# Data in this exercise
++++++

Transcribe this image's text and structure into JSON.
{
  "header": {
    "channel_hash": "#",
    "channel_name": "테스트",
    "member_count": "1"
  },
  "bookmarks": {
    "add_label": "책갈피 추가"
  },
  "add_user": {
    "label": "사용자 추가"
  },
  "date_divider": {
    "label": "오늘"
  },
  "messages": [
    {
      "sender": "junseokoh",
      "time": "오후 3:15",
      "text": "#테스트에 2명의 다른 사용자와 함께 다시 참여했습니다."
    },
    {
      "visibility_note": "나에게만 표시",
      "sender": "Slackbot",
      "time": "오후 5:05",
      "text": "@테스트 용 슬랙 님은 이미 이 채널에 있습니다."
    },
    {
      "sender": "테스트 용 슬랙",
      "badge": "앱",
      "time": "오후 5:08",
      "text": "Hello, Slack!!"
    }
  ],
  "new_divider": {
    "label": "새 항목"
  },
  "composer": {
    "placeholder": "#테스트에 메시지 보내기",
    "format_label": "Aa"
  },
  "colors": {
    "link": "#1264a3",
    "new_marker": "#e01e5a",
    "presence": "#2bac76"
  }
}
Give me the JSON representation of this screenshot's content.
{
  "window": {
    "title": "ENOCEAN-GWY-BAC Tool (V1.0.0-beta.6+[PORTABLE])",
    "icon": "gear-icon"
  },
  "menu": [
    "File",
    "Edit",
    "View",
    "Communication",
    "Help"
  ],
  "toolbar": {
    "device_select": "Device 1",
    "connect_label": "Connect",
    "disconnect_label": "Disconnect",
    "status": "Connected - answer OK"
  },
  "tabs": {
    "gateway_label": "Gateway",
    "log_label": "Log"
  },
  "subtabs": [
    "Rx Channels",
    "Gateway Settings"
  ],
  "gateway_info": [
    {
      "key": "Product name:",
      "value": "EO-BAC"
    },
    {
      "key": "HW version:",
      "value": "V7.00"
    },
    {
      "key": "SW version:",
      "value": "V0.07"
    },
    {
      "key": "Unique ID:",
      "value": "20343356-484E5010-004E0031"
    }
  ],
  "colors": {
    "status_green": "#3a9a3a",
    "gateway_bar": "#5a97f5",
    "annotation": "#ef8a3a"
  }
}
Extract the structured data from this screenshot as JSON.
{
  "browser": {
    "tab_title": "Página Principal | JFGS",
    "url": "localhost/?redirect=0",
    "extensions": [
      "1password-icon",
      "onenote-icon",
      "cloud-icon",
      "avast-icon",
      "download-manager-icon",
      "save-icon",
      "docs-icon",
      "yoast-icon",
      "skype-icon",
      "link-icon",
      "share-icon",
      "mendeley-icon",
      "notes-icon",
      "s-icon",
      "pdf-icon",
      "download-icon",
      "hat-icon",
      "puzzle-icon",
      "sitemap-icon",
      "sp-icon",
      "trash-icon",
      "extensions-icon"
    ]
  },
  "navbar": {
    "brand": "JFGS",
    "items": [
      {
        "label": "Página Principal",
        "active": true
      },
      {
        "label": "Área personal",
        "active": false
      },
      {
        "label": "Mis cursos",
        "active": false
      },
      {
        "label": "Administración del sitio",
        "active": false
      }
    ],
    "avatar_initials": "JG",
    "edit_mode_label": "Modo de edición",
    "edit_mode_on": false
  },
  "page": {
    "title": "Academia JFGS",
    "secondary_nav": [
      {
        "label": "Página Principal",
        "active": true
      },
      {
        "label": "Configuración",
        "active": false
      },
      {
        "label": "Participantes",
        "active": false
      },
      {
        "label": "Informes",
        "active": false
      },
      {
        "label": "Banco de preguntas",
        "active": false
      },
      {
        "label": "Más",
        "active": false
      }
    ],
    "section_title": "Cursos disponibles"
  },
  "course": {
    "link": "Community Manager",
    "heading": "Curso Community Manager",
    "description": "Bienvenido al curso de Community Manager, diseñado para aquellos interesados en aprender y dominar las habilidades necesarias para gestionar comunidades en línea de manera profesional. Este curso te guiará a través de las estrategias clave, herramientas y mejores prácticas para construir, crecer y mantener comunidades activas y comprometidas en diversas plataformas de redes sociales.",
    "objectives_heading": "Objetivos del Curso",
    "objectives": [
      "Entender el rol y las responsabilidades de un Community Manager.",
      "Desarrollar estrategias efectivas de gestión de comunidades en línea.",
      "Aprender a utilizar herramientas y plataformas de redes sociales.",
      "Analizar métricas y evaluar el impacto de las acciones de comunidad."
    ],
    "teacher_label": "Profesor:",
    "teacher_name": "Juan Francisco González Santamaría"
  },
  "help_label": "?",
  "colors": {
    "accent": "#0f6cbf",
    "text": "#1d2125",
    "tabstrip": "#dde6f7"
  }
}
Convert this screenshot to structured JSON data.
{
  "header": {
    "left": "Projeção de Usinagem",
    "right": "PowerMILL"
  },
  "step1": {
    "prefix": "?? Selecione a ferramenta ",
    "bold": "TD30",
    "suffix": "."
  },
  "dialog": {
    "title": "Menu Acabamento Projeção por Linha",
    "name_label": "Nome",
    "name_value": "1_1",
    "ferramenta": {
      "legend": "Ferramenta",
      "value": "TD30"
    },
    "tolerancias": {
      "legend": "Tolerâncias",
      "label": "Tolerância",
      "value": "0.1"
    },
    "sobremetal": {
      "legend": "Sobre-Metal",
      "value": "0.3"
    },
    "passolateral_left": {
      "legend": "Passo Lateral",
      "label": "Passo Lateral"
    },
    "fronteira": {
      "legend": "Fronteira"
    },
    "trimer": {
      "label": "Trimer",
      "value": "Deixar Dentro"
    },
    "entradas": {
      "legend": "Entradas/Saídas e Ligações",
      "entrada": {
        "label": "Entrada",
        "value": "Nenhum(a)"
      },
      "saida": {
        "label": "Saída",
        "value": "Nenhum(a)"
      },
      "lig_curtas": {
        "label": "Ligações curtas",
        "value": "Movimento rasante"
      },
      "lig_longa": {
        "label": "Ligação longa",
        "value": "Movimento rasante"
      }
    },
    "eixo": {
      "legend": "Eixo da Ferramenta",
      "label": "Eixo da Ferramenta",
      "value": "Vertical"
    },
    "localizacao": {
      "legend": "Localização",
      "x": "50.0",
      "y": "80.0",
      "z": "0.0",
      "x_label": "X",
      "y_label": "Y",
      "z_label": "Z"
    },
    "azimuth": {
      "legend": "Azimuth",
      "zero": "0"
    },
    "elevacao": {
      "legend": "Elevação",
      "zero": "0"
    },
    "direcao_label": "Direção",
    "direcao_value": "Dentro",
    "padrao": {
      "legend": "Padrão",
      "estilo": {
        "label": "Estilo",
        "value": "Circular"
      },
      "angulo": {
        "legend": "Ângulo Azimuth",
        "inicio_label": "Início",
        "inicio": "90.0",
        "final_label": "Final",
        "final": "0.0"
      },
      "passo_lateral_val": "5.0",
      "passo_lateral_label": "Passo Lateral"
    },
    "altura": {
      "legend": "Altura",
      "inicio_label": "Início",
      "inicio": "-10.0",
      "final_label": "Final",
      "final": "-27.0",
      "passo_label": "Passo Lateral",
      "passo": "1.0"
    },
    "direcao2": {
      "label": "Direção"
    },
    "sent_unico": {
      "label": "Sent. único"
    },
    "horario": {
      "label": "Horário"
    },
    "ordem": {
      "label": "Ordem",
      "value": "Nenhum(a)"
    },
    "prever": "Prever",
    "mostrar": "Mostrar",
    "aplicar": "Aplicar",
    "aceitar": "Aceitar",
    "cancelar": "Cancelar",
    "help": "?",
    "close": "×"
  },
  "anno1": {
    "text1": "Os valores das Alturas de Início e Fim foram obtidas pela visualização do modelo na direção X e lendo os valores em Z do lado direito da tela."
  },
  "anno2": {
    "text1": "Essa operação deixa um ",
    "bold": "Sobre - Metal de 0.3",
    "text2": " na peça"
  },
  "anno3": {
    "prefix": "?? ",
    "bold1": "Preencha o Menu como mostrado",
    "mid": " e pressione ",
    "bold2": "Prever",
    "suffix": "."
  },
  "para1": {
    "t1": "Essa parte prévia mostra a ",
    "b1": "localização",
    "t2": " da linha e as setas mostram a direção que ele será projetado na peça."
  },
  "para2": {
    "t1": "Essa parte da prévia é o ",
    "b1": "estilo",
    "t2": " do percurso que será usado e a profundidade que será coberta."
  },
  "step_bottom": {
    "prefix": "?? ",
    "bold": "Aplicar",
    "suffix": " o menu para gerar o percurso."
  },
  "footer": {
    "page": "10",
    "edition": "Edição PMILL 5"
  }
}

++++++

# Task directions
Copy every line of the records above that contains "screenshot".

# Expected answer
Give me the JSON representation of this screenshot's content.
Extract the structured data from this screenshot as JSON.
Convert this screenshot to structured JSON data.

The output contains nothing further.